**Exercise brief**
Only the lines holding the string "hand" are needed. Copy each one.

--- Start of Provided records ---

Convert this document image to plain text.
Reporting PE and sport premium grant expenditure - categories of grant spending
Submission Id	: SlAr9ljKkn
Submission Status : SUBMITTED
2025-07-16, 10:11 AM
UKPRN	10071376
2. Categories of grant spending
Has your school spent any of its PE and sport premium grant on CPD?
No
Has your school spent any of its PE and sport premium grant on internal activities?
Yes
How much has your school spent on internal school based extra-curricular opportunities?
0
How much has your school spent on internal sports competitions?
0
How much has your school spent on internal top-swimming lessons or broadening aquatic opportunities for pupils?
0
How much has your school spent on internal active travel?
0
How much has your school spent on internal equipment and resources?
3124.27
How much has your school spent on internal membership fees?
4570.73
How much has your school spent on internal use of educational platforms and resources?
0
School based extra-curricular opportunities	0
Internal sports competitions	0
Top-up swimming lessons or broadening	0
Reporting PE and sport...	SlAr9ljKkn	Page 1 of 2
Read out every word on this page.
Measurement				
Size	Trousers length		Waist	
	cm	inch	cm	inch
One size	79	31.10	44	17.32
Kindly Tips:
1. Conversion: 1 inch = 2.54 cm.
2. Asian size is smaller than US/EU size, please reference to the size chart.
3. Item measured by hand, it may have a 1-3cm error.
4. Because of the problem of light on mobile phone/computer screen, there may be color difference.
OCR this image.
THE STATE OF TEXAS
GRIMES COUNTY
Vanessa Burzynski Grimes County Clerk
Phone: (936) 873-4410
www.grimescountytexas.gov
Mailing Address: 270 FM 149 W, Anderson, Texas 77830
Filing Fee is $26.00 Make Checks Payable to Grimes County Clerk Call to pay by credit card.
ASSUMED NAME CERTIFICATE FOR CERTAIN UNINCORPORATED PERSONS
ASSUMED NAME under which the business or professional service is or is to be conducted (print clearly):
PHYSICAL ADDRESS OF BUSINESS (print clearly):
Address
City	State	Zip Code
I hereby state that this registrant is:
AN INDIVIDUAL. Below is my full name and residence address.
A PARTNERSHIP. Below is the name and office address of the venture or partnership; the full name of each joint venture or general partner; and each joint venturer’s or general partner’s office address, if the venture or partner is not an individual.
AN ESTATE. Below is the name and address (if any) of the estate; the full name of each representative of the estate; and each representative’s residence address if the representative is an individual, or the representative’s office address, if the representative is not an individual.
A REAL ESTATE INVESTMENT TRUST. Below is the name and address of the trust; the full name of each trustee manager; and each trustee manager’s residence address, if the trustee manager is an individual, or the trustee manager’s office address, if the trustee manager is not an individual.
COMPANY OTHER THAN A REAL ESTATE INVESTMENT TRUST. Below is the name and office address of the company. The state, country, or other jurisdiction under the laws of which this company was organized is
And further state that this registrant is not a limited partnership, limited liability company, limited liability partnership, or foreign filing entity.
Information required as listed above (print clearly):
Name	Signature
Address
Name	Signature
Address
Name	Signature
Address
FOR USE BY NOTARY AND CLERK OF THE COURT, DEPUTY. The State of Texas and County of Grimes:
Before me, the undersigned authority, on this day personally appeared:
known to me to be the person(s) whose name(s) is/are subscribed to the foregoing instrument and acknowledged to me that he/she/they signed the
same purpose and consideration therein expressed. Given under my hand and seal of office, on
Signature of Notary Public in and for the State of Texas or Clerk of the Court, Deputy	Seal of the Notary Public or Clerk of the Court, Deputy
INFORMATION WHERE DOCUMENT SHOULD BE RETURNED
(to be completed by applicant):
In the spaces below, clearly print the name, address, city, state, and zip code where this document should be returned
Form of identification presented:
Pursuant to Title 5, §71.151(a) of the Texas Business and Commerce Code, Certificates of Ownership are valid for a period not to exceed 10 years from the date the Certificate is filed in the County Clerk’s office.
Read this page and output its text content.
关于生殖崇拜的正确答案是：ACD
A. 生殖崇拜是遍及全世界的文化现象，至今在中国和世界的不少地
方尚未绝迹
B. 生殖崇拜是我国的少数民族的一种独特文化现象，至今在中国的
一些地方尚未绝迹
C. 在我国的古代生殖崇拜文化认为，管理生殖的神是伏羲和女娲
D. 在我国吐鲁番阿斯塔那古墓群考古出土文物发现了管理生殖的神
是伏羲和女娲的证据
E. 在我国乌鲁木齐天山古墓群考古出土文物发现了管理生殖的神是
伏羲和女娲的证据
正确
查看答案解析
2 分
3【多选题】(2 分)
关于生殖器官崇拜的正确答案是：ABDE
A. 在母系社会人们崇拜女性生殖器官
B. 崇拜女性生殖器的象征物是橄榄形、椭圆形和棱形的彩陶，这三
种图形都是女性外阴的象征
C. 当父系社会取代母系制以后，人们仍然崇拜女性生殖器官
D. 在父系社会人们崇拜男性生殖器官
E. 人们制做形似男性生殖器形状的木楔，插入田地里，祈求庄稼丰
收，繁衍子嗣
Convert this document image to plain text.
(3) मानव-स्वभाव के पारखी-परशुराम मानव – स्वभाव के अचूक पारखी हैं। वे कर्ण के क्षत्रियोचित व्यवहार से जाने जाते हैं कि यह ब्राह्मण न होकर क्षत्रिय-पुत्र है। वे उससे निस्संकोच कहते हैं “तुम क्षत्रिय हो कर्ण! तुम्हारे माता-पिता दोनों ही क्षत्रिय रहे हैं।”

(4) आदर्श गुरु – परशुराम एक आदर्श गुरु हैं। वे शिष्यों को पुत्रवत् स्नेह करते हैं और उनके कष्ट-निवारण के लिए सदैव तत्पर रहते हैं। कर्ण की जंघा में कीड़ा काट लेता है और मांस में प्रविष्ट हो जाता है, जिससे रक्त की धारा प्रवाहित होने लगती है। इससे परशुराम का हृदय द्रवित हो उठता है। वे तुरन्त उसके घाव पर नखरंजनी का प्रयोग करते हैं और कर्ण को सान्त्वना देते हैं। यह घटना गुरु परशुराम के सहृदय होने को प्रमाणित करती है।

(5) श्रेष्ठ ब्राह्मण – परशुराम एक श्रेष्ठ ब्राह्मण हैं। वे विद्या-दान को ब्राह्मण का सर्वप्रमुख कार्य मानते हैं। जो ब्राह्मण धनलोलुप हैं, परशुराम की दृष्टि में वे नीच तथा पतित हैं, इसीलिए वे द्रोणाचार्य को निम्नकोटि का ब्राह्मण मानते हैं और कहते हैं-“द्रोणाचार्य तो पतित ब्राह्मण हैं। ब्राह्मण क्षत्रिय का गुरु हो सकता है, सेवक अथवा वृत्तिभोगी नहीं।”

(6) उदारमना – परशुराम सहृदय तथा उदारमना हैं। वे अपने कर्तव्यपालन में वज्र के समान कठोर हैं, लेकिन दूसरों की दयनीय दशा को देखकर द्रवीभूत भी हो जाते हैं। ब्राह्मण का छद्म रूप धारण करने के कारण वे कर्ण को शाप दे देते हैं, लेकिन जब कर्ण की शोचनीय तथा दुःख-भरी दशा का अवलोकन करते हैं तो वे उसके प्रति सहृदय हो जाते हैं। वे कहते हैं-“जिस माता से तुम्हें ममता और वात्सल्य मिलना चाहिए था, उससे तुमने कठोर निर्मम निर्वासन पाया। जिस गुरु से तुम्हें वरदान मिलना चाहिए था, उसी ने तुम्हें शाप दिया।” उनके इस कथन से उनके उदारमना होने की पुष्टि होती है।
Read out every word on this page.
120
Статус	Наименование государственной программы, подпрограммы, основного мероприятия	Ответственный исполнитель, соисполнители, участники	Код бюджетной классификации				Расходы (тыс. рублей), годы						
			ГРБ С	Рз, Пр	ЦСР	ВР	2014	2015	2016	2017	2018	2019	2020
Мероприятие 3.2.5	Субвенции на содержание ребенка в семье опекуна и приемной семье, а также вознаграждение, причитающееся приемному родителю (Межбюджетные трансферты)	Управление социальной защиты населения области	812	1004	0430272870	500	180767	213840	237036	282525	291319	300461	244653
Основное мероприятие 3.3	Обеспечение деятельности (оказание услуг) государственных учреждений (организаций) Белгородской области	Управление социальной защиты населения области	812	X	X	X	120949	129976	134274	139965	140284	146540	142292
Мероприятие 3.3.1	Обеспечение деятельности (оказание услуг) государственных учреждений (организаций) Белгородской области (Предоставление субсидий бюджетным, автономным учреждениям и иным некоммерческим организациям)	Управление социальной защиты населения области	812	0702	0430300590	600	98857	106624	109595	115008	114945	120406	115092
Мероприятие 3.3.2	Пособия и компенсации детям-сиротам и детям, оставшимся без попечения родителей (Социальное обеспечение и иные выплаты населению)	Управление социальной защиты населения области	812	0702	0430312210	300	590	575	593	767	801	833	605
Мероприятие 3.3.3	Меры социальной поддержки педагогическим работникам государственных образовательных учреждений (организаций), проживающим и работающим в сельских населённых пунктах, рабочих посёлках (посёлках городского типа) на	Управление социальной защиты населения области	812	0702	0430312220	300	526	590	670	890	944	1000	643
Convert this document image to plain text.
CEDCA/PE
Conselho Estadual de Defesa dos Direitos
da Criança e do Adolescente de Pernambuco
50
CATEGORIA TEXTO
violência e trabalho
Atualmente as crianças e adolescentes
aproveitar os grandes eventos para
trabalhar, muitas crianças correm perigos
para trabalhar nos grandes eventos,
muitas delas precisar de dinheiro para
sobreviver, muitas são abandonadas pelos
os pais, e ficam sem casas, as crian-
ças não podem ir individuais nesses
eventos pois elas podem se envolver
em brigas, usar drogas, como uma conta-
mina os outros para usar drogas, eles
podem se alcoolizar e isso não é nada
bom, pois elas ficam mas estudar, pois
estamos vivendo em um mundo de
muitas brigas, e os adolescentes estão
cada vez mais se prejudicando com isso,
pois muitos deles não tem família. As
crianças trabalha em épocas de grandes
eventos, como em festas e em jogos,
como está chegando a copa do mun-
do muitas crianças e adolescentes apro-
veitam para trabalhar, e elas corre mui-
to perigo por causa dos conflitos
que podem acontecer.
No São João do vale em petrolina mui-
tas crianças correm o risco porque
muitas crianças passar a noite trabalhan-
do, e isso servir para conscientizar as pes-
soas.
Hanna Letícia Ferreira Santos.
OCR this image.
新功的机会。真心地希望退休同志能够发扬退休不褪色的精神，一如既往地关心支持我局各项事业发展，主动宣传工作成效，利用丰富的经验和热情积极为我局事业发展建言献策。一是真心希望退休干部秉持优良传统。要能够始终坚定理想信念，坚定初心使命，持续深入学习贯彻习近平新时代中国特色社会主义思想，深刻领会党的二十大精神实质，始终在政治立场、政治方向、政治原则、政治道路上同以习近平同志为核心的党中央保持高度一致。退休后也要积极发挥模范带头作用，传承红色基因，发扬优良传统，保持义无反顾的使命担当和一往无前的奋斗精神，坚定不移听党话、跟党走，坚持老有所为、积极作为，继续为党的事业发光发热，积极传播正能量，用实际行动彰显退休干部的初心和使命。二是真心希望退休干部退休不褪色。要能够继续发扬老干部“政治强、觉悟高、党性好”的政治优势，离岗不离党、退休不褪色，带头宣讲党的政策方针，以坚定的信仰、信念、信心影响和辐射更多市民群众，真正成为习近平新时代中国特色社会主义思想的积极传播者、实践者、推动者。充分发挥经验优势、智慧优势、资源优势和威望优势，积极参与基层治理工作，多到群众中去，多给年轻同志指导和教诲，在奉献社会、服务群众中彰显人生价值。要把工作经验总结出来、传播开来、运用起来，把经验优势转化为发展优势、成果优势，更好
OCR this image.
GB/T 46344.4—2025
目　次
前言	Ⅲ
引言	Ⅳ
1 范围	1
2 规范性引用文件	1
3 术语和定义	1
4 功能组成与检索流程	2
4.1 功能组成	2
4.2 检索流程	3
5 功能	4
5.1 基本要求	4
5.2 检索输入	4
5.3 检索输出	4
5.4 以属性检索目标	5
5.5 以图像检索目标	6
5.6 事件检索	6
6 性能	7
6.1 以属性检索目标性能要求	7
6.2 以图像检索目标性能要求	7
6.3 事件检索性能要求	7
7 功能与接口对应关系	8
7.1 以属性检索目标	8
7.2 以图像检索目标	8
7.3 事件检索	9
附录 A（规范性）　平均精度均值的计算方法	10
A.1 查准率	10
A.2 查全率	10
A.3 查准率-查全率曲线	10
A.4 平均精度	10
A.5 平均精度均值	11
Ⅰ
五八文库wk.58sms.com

--- End of Provided records ---

**Exercise result**
3. Item measured by hand, it may have a 1-3cm error.
same purpose and consideration therein expressed. Given under my hand and seal of office, on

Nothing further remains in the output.